* ACTIVITY: Every line of the material below in which "lors" shows up is to be located and copied.

————

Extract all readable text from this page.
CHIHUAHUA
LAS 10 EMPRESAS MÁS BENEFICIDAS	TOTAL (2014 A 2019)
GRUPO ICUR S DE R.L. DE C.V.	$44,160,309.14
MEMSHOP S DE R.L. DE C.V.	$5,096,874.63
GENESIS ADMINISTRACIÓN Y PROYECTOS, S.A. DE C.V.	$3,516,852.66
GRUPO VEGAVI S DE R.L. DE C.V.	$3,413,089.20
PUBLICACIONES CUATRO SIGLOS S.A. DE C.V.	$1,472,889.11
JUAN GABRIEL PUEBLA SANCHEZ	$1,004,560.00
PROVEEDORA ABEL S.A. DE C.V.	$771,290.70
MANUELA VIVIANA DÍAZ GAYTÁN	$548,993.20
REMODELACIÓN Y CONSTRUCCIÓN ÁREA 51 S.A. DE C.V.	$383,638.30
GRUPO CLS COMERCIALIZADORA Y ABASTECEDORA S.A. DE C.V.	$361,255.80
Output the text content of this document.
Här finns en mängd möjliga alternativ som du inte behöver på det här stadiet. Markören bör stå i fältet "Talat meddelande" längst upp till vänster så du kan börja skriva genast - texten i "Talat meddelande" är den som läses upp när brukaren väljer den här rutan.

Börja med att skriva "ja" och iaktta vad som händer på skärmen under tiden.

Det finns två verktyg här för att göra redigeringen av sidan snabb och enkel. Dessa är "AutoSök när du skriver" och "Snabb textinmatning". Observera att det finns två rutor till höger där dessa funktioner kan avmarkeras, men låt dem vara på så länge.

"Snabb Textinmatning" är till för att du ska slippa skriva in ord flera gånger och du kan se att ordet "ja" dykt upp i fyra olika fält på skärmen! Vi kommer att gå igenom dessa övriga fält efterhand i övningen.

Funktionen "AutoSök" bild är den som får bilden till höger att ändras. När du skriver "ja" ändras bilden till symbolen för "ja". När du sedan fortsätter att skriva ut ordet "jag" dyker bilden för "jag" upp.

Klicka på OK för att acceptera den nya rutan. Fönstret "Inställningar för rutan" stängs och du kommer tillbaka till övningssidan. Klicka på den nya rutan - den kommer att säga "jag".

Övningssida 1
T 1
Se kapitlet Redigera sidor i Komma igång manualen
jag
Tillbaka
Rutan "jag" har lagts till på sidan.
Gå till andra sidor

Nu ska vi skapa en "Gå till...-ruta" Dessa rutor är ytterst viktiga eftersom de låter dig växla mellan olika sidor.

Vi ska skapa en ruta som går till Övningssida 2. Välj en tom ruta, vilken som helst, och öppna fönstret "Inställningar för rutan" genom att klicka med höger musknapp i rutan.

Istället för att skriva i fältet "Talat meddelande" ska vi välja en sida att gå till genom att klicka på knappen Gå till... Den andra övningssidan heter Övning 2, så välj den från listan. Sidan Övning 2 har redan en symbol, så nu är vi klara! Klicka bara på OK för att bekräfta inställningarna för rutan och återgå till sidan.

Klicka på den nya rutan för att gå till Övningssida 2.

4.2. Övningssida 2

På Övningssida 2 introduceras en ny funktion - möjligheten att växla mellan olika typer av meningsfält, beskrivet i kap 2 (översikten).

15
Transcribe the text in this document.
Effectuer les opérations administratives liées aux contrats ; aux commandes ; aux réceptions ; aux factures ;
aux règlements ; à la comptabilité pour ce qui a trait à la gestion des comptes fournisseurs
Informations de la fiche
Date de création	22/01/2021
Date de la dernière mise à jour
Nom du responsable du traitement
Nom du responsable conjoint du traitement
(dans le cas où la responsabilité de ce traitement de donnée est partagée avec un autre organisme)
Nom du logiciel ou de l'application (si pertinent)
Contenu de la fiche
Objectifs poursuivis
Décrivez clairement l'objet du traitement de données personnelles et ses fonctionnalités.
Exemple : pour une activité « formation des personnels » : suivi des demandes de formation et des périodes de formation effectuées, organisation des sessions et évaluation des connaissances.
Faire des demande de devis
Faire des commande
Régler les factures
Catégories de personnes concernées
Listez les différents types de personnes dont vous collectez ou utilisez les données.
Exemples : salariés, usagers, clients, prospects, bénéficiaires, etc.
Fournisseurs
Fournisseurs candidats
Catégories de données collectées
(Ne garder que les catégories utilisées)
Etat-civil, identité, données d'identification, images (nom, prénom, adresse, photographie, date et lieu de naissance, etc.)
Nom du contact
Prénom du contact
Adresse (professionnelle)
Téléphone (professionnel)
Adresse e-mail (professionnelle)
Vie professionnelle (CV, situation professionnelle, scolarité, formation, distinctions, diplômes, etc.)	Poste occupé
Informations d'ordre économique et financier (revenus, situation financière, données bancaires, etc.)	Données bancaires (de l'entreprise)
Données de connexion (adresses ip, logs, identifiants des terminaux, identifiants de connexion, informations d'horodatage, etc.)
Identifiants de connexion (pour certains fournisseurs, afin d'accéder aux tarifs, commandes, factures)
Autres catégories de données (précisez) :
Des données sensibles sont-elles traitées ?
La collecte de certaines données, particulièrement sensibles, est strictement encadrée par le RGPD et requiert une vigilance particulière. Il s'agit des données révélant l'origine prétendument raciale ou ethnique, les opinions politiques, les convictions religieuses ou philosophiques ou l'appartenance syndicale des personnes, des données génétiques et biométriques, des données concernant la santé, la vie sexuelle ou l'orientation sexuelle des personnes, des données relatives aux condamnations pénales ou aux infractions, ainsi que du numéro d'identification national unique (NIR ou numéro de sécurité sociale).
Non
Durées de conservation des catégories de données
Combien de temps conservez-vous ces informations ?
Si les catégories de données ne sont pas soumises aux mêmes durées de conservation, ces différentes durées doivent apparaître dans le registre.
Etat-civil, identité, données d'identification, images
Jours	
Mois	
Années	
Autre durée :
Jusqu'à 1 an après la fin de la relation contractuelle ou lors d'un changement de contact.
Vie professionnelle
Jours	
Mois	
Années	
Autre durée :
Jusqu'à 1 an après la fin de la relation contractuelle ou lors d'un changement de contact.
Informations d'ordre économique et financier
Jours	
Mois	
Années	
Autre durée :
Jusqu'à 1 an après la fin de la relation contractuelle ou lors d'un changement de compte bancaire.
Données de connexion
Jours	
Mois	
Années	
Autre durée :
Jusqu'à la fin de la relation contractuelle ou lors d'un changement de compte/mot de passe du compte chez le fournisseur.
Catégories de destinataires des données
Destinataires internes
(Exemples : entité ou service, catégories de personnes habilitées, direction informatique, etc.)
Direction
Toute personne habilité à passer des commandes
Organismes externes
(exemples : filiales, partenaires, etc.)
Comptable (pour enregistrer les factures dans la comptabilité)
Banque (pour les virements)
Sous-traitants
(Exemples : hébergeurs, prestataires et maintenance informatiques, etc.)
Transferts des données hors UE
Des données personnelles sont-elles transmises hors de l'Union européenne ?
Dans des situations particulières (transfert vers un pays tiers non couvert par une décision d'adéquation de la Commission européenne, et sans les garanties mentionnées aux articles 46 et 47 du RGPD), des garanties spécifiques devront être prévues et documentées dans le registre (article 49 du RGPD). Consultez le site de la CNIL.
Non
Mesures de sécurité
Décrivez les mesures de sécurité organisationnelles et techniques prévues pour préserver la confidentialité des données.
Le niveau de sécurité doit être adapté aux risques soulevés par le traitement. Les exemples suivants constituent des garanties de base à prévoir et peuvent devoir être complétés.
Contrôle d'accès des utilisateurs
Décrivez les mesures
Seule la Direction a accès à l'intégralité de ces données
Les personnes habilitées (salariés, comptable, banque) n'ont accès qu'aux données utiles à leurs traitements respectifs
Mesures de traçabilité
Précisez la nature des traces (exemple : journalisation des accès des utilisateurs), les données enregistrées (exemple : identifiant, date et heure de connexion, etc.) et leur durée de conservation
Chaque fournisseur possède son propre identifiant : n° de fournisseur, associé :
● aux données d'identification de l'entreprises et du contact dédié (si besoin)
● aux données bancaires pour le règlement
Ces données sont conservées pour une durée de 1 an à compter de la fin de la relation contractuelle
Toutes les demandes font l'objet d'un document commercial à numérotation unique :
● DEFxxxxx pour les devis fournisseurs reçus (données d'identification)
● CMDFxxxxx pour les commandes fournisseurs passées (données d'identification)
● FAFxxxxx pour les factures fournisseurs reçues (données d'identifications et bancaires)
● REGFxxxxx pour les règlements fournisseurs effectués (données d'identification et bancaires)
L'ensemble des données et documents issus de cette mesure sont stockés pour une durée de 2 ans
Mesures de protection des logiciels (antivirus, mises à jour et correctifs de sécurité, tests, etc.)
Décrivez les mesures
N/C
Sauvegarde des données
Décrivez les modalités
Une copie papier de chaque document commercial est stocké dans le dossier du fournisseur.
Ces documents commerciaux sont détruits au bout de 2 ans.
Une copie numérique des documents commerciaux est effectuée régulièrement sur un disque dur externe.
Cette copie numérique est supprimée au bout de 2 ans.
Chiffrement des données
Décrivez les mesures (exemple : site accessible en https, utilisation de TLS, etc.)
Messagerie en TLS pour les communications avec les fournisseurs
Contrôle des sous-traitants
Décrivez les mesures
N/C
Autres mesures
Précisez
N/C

————

* SOLUTION FOR THIS EXERCISE:
Jusqu'à 1 an après la fin de la relation contractuelle ou lors d'un changement de contact.
Jusqu'à 1 an après la fin de la relation contractuelle ou lors d'un changement de contact.
Jusqu'à 1 an après la fin de la relation contractuelle ou lors d'un changement de compte bancaire.
Jusqu'à la fin de la relation contractuelle ou lors d'un changement de compte/mot de passe du compte chez le fournisseur.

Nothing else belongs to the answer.